Which lines below hold the word "marker"? Copy all of them.
##########
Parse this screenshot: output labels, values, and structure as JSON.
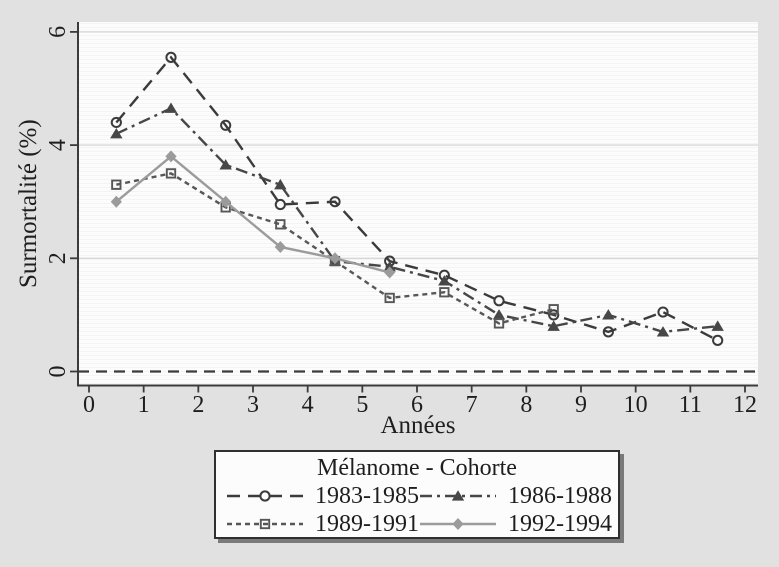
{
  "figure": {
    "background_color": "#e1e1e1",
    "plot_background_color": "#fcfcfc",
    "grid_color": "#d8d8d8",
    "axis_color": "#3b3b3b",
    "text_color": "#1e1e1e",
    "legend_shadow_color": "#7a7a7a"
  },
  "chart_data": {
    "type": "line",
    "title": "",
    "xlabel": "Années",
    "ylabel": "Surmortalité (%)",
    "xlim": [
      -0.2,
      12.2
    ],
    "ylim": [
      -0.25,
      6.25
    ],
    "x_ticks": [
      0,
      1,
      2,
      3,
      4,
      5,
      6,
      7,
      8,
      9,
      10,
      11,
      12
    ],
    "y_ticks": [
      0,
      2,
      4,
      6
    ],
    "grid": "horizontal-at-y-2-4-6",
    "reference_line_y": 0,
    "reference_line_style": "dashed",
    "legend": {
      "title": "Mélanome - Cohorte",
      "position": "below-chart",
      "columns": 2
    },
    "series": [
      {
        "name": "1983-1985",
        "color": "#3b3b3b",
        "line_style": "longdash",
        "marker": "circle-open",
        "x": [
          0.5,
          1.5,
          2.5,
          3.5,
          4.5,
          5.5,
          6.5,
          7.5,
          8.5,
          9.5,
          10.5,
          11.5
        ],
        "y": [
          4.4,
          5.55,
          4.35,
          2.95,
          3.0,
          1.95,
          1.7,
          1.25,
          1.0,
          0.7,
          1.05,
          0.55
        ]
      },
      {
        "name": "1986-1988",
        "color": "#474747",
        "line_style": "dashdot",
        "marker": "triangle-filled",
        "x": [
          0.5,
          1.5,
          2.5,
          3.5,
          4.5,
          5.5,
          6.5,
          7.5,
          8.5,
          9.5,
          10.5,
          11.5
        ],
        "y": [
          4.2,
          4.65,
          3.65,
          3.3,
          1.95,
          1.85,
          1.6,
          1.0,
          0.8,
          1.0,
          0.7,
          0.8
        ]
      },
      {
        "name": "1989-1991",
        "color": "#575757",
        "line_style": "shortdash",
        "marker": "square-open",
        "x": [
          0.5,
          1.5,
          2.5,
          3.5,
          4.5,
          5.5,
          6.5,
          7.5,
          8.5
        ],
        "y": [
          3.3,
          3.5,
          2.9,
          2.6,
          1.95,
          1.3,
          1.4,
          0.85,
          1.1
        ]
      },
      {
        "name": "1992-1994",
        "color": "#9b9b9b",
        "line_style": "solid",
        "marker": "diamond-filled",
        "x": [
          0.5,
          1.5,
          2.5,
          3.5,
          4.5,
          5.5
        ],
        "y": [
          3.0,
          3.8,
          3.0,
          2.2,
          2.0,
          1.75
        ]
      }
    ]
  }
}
##########
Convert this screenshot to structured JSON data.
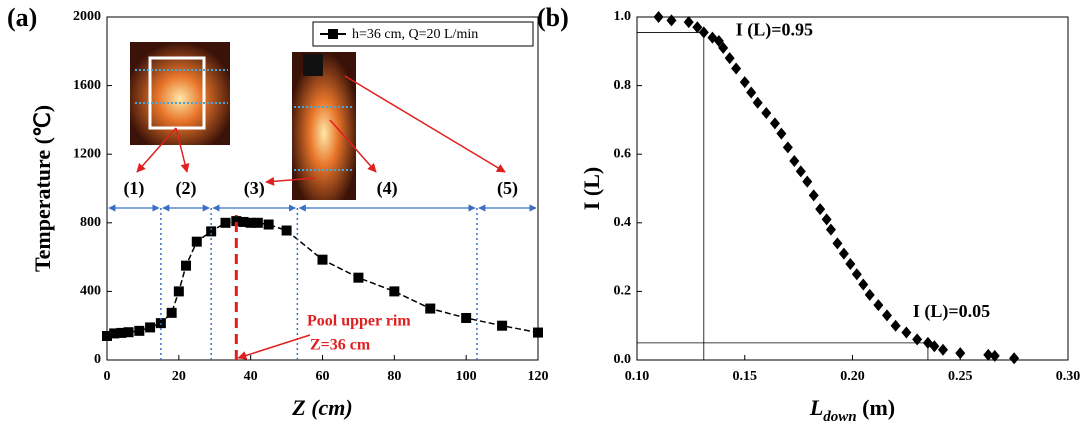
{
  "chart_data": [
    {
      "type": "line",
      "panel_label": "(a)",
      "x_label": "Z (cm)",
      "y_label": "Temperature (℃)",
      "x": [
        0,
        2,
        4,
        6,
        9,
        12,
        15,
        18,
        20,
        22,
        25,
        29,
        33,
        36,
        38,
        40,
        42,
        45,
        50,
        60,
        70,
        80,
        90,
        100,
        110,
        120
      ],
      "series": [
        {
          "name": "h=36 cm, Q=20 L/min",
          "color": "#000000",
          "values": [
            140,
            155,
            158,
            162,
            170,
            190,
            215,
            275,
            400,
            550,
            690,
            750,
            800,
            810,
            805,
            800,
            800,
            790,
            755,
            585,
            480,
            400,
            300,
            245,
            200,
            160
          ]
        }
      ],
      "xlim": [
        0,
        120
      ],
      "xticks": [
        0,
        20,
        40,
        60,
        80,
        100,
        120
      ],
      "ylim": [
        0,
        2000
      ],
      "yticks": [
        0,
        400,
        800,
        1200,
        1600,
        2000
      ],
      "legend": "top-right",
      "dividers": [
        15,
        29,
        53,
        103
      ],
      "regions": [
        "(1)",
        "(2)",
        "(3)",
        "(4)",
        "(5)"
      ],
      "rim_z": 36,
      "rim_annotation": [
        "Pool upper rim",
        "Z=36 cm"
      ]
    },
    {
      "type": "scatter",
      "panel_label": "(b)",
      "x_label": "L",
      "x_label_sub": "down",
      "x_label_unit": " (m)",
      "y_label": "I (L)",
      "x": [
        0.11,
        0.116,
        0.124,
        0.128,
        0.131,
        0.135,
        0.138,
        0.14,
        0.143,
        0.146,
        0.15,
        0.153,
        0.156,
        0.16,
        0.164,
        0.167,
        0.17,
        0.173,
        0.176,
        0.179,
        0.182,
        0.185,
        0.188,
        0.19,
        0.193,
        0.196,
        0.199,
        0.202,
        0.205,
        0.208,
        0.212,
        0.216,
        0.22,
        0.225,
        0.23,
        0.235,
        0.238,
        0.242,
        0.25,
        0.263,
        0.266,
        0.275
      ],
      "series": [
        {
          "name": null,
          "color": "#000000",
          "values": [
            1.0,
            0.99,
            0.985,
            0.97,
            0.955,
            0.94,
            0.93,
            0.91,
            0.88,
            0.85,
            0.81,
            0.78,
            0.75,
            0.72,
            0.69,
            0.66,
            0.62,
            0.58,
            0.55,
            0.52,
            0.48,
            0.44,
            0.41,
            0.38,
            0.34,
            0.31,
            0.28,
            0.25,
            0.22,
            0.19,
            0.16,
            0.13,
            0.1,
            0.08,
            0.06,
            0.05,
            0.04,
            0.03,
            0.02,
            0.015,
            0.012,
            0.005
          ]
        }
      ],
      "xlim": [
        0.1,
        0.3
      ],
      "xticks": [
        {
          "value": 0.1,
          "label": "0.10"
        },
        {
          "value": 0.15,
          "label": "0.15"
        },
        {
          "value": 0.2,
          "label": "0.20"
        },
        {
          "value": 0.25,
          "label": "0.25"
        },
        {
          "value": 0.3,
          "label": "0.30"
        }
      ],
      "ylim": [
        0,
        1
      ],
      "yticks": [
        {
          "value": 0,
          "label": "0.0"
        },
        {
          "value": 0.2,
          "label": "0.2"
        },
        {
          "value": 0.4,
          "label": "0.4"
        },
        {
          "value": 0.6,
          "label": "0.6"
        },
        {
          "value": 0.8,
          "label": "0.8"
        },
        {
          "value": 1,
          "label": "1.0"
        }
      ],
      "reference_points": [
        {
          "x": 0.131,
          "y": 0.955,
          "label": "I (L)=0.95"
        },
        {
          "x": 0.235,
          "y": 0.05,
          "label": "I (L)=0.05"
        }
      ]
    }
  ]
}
##########
■ PROBLEM SOLUTION:
        "marker": "circle-open",
        "marker": "triangle-filled",
        "marker": "square-open",
        "marker": "diamond-filled",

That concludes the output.